- **Task goal**
In the entries below, how many lines hold the string "MADRS"? Give only the number.

(Records)

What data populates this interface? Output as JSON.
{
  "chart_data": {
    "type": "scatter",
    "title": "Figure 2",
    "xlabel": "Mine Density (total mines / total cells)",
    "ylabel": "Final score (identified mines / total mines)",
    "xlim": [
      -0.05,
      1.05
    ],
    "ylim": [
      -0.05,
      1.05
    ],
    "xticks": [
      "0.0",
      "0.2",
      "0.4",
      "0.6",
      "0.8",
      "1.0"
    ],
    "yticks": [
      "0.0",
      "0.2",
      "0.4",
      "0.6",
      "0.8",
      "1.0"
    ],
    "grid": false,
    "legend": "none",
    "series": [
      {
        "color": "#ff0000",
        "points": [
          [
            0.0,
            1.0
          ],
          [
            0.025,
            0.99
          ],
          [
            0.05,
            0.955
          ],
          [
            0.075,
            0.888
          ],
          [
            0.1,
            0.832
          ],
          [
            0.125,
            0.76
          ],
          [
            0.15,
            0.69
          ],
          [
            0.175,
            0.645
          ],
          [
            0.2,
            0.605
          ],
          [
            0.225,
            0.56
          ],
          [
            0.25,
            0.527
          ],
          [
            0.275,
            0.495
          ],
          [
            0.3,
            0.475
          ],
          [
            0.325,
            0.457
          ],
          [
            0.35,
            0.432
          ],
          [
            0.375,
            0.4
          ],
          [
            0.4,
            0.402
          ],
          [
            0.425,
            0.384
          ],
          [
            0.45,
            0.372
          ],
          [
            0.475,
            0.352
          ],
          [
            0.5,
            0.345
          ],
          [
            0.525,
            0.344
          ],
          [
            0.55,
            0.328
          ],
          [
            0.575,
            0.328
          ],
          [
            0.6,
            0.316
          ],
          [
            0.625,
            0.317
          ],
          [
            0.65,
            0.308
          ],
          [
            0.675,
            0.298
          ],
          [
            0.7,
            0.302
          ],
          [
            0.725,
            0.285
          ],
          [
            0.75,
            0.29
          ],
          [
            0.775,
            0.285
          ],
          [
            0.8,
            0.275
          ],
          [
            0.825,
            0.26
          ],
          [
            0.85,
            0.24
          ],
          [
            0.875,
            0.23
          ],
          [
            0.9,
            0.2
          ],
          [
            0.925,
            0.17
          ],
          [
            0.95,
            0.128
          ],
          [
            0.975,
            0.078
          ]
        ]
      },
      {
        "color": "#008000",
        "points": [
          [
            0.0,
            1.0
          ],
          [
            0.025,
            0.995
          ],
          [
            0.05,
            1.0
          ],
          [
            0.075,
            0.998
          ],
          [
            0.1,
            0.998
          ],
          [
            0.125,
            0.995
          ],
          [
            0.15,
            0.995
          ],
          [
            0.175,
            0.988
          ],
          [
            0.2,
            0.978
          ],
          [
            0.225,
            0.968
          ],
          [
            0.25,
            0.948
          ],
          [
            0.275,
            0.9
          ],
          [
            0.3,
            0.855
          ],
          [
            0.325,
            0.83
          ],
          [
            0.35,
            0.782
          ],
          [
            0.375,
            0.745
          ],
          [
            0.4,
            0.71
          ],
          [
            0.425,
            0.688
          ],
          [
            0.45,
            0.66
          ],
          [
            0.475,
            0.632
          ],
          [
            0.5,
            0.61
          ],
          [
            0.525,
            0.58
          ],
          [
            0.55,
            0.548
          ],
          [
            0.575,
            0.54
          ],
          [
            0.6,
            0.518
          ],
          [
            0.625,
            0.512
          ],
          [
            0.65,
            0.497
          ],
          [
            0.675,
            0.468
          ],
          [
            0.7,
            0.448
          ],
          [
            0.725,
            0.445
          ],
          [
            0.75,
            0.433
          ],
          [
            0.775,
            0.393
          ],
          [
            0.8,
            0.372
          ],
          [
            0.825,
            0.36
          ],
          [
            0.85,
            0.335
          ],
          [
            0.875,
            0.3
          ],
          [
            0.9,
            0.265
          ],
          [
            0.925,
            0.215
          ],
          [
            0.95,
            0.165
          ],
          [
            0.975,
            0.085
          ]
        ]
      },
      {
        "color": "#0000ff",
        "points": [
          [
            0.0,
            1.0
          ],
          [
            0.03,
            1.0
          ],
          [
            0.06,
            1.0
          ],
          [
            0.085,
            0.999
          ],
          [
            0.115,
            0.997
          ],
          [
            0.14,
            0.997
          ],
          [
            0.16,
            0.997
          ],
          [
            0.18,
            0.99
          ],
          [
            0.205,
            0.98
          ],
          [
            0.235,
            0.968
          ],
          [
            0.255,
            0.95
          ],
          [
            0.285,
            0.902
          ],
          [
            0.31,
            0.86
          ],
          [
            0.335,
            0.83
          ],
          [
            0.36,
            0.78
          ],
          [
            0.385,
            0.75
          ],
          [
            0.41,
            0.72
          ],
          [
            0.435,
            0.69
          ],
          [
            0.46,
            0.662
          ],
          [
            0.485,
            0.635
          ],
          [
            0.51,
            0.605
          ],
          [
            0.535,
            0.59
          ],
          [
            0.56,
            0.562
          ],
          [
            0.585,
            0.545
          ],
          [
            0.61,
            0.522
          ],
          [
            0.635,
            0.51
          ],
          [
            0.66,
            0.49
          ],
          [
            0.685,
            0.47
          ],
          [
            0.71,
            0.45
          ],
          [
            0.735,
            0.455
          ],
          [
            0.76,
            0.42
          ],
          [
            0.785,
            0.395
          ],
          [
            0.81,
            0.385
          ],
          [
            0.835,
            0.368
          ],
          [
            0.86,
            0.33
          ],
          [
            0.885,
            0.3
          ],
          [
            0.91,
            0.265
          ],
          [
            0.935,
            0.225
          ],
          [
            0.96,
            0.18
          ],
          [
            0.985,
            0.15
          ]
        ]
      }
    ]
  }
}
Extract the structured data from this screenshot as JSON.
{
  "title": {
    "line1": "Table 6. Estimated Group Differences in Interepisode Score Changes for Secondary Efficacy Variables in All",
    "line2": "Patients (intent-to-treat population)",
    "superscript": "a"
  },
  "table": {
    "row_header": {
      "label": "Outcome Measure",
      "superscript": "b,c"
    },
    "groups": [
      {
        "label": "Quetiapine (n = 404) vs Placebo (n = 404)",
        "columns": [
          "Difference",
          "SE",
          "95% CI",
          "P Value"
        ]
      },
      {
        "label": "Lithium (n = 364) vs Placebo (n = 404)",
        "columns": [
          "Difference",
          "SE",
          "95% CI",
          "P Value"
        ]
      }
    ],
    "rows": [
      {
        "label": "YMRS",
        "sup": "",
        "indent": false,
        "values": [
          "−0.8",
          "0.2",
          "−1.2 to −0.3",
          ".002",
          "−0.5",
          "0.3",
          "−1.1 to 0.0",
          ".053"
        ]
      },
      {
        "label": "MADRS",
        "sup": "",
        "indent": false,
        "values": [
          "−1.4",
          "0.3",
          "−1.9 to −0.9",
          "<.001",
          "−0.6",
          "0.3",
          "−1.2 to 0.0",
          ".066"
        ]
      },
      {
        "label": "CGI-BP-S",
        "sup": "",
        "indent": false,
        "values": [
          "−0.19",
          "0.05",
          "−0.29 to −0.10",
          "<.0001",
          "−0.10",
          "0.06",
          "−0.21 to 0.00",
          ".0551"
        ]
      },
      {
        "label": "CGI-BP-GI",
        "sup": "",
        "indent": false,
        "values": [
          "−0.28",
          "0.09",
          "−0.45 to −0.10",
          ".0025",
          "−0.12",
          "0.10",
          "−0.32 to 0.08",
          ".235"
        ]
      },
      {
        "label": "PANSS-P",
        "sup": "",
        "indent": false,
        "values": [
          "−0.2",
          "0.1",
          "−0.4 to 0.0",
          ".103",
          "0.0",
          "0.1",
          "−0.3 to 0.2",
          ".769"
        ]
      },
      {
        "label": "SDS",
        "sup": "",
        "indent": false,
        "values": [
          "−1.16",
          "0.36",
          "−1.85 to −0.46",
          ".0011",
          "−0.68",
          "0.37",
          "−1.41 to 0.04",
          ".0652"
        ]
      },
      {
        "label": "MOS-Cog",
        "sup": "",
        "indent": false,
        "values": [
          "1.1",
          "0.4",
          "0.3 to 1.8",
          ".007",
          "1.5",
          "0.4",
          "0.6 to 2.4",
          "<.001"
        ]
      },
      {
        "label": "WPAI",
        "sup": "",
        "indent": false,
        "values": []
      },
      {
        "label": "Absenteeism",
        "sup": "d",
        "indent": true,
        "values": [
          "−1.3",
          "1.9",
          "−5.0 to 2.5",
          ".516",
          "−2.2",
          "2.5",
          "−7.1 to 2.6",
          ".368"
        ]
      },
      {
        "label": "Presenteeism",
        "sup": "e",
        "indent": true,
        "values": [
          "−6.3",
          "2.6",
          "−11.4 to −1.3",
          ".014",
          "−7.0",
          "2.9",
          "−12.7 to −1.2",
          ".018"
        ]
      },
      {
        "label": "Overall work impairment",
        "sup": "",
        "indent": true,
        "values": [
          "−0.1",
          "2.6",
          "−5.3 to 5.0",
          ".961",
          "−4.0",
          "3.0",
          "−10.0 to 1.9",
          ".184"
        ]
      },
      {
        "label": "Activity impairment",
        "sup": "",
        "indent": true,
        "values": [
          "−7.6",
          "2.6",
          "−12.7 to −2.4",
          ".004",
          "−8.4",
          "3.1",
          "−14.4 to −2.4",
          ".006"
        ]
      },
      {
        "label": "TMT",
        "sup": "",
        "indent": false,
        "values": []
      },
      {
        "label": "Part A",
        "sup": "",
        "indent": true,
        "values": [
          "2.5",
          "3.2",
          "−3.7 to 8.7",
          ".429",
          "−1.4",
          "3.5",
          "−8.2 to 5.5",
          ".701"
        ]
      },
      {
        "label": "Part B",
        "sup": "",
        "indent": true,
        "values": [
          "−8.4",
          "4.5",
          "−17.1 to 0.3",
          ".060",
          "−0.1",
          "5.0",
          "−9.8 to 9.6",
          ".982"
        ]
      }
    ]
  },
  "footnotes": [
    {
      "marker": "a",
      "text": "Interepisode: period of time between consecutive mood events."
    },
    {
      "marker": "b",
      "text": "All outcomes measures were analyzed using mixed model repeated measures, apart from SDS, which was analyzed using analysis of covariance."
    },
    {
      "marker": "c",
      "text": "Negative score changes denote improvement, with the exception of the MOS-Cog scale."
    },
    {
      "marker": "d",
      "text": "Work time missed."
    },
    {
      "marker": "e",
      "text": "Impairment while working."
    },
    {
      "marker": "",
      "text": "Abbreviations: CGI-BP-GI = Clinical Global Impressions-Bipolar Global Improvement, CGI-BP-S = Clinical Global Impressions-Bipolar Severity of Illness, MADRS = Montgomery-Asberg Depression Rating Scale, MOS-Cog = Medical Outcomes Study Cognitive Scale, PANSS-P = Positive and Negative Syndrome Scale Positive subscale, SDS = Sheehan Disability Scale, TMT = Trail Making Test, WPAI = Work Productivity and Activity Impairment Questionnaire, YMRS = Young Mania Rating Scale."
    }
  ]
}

(End Records)

- **Result for this task**
2